The request
Determine the number of lines containing the word "Output", and state that figure alone.

● ● ● ● ● ● ●

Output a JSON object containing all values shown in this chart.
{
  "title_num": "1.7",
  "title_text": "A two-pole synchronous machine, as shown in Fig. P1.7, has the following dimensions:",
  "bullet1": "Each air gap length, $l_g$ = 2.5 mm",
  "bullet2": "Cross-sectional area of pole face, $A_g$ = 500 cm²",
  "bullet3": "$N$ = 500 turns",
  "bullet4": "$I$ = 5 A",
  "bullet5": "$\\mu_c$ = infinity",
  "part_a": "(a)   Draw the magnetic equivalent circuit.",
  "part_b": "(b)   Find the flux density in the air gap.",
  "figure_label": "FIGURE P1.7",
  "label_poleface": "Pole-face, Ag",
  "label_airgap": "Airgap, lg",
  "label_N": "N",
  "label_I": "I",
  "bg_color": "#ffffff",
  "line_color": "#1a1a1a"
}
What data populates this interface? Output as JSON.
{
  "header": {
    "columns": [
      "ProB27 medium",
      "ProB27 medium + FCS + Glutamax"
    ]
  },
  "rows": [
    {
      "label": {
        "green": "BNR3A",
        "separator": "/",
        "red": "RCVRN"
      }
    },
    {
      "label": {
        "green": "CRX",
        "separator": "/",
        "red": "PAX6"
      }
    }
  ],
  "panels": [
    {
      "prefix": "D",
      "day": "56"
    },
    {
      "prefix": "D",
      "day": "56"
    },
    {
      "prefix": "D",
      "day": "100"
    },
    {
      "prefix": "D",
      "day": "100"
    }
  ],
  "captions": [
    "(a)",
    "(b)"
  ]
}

● ● ● ● ● ● ●

Task result
2